What you need to do ▸
Copy out each line featuring the string "capital" from the entries beneath.

Extracted records ▸
==========
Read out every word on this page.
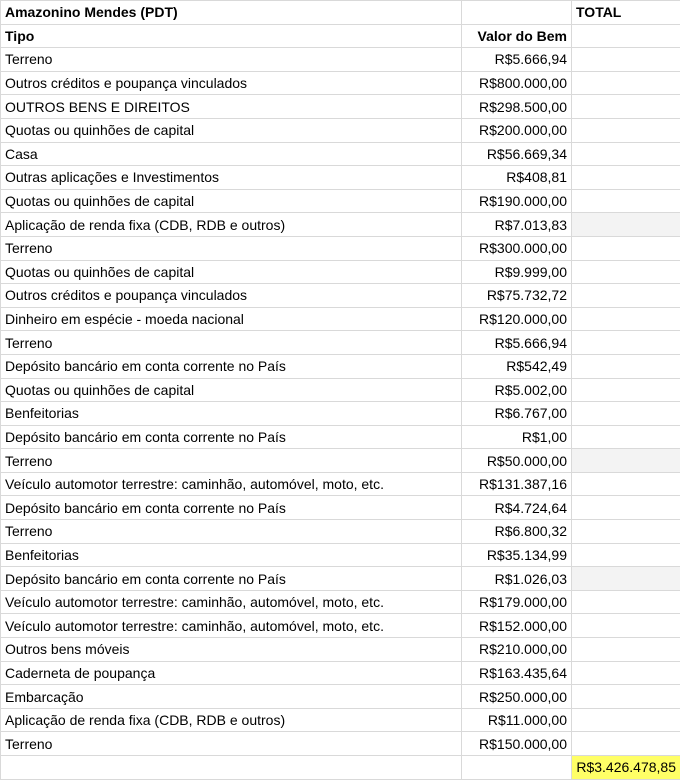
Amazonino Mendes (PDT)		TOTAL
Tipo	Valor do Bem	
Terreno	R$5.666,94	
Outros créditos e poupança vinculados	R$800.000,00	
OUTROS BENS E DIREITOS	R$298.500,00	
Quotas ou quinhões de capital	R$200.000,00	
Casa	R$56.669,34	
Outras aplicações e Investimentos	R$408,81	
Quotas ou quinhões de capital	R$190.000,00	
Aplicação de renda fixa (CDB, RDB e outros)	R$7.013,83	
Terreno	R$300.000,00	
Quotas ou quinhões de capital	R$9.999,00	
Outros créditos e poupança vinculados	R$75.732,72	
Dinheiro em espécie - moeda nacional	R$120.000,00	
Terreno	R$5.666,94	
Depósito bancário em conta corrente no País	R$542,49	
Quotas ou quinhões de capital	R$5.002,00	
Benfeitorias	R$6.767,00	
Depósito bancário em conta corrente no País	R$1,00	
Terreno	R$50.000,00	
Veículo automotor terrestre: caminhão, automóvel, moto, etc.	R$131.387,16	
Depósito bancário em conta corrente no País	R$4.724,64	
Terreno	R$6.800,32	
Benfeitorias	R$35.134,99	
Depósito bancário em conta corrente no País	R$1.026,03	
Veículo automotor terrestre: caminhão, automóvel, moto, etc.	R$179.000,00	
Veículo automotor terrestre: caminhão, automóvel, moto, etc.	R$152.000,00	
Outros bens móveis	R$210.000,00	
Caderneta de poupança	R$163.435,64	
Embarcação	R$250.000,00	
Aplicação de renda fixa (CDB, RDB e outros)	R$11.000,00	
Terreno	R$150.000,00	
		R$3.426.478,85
==========
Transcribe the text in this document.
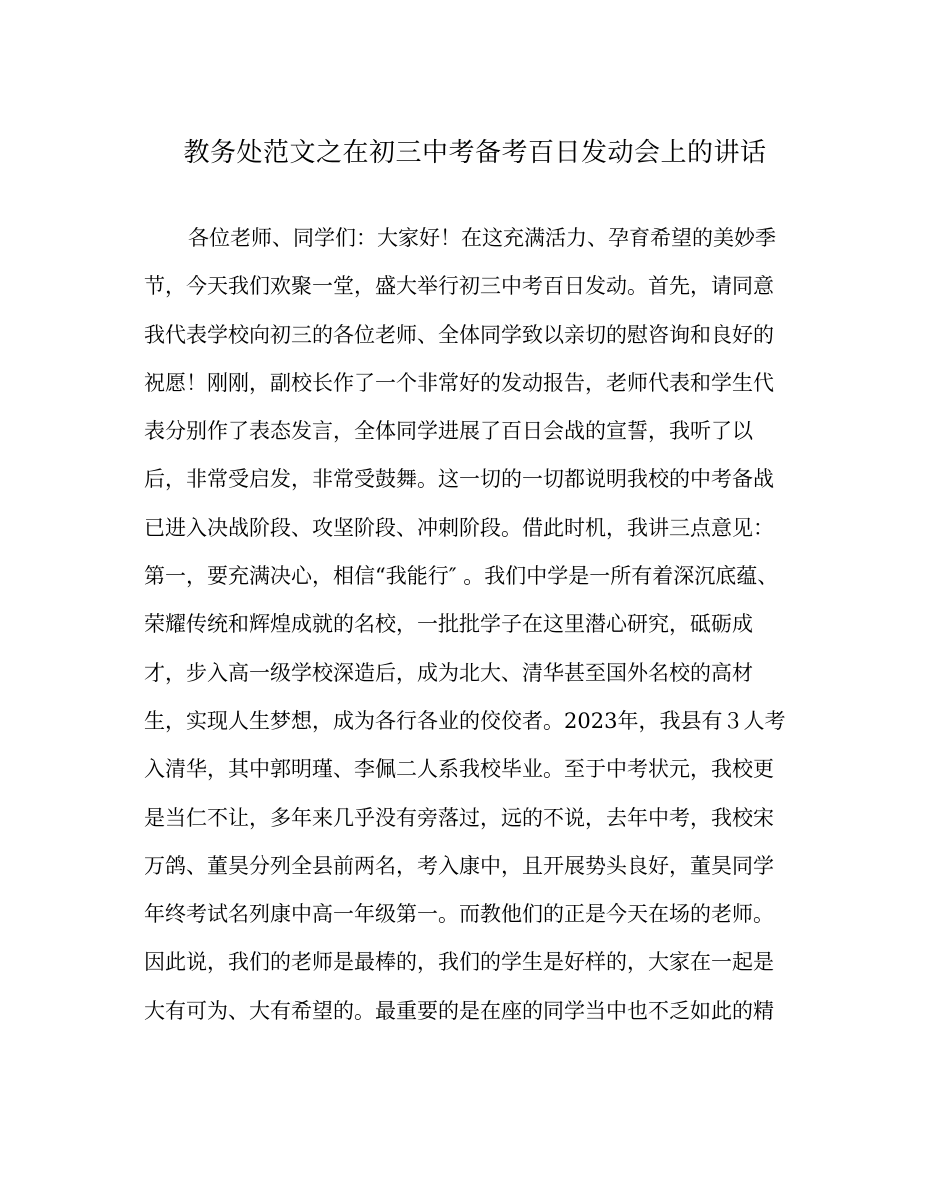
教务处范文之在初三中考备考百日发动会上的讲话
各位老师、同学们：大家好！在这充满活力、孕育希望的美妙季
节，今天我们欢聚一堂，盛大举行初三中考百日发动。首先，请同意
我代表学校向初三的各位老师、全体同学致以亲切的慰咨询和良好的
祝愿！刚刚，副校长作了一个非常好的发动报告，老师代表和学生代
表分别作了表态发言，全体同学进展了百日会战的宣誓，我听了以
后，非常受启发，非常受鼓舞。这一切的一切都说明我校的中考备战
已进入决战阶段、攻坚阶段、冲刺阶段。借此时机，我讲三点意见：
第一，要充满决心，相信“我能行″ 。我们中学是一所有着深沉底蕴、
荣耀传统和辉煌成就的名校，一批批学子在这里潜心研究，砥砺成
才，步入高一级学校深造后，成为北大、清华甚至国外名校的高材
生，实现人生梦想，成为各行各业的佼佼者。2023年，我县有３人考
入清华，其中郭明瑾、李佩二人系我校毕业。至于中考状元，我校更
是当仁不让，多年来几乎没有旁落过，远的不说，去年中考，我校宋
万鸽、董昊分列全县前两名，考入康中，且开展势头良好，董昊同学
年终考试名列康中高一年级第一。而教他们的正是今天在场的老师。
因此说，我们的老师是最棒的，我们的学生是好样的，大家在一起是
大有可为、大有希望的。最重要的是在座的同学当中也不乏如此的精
==========
Expected answer ▸
Quotas ou quinhões de capital	R$200.000,00	
Quotas ou quinhões de capital	R$190.000,00	
Quotas ou quinhões de capital	R$9.999,00	
Quotas ou quinhões de capital	R$5.002,00	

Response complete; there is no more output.